**Working data**
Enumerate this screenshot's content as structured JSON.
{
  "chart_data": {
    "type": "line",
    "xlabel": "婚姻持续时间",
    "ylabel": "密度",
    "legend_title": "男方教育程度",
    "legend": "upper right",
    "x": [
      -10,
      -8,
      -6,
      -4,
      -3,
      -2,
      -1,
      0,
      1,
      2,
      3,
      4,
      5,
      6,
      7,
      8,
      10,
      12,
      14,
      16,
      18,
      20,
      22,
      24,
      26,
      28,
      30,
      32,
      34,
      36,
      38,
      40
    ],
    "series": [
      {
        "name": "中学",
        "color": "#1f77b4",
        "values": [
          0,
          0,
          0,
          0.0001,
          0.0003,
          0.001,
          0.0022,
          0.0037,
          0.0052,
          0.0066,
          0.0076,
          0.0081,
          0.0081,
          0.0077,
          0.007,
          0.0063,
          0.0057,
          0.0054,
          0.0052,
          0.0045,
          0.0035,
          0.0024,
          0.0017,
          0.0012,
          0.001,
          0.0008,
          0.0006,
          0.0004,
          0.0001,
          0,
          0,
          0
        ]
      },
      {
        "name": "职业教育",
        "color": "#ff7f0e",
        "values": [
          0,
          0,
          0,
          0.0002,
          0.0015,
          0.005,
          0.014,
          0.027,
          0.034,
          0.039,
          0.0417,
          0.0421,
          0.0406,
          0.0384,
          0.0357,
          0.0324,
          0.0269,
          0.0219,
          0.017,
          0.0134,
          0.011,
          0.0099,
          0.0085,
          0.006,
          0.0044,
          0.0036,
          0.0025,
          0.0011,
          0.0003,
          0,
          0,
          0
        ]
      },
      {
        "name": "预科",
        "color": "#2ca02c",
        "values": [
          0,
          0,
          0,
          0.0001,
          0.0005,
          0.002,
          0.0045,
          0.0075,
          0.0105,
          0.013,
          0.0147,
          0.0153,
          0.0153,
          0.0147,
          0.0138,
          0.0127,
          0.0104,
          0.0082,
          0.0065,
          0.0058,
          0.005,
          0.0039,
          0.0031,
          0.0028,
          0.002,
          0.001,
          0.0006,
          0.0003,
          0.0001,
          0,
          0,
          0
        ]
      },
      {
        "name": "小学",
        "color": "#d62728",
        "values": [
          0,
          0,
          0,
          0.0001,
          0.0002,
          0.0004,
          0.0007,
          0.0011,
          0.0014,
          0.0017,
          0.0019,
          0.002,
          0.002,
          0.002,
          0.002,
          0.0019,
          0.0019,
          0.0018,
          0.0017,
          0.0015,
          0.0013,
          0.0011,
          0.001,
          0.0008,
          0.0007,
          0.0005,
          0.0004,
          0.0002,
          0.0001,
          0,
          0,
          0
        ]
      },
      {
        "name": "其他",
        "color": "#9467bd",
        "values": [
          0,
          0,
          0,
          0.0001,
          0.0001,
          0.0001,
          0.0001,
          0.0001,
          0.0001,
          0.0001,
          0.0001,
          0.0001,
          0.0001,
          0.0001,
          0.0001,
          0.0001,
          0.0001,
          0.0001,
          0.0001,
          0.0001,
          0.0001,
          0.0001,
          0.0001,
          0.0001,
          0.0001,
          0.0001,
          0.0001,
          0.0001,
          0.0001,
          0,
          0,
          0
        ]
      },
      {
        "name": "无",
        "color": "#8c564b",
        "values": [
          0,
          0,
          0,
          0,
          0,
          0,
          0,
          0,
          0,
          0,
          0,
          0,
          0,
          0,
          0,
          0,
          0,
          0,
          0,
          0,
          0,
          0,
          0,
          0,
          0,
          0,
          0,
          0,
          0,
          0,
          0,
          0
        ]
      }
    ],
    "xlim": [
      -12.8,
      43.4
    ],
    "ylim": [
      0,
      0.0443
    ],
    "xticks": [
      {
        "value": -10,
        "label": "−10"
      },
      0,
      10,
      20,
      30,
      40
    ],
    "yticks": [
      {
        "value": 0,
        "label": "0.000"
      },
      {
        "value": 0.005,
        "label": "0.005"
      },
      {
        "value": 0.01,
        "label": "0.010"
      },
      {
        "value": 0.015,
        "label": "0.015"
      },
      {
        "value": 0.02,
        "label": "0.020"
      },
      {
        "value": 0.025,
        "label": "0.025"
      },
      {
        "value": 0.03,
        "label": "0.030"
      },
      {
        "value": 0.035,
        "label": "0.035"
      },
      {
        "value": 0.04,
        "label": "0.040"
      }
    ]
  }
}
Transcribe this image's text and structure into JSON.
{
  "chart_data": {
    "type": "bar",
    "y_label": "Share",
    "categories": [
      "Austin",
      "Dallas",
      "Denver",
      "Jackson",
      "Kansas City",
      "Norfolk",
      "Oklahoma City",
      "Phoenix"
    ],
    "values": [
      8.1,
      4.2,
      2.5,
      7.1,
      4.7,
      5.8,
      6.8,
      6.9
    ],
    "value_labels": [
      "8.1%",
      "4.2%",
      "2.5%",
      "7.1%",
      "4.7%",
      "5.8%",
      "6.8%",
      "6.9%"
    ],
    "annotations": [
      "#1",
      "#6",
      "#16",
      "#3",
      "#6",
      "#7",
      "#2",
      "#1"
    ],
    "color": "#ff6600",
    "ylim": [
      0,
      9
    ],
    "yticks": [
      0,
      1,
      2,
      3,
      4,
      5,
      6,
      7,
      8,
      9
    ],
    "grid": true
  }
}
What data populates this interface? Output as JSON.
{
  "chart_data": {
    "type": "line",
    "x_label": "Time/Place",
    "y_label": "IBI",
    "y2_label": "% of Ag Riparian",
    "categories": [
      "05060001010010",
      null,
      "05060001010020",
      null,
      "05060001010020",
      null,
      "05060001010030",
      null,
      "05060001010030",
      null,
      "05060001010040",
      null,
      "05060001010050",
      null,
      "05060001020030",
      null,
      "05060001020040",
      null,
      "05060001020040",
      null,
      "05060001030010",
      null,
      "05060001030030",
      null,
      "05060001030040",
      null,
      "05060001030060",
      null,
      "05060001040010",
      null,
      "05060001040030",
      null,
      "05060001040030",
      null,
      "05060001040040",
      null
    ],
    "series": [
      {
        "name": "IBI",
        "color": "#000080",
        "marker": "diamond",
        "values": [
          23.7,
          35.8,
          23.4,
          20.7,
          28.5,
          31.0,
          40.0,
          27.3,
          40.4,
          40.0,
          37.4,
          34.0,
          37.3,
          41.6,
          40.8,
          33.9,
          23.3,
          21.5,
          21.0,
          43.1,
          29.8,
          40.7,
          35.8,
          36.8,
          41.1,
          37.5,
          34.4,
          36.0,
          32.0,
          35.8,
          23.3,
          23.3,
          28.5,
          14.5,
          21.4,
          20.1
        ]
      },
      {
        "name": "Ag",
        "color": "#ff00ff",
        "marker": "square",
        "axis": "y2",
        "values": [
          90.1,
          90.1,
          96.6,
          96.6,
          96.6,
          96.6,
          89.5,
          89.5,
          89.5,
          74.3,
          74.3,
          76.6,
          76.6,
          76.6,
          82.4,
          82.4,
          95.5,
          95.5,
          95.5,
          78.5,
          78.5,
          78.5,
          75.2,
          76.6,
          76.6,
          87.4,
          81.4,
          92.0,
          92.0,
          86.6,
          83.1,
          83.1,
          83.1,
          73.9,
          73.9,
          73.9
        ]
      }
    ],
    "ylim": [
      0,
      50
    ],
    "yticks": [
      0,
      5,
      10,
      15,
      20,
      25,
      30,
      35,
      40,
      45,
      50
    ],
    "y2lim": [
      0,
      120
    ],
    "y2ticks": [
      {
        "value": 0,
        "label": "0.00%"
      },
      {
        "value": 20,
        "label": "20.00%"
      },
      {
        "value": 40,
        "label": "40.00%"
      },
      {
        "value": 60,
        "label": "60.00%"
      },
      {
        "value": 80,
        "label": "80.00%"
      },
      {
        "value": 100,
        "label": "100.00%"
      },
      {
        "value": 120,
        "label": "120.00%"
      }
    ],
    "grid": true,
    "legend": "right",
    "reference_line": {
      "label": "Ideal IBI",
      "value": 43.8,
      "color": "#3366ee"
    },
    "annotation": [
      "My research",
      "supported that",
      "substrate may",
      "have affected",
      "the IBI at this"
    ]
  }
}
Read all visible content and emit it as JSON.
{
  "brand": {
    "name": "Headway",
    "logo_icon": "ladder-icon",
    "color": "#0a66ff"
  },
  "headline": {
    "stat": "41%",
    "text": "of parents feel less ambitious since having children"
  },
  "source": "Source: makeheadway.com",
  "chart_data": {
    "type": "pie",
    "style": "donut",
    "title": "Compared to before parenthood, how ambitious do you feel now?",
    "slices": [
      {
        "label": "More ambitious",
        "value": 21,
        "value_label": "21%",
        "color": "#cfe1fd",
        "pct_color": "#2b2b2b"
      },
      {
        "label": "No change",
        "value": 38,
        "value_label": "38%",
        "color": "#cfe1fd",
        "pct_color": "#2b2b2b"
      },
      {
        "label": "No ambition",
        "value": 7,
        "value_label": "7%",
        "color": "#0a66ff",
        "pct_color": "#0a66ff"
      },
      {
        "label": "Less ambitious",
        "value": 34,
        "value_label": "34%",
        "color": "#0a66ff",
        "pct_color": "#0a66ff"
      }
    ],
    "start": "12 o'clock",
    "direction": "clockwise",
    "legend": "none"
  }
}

**Aim**
Gather up every line in the data above that contains the word "ambitious", copying each one.

**Answer for the task**
    "text": "of parents feel less ambitious since having children"
    "title": "Compared to before parenthood, how ambitious do you feel now?",
        "label": "More ambitious",
        "label": "Less ambitious",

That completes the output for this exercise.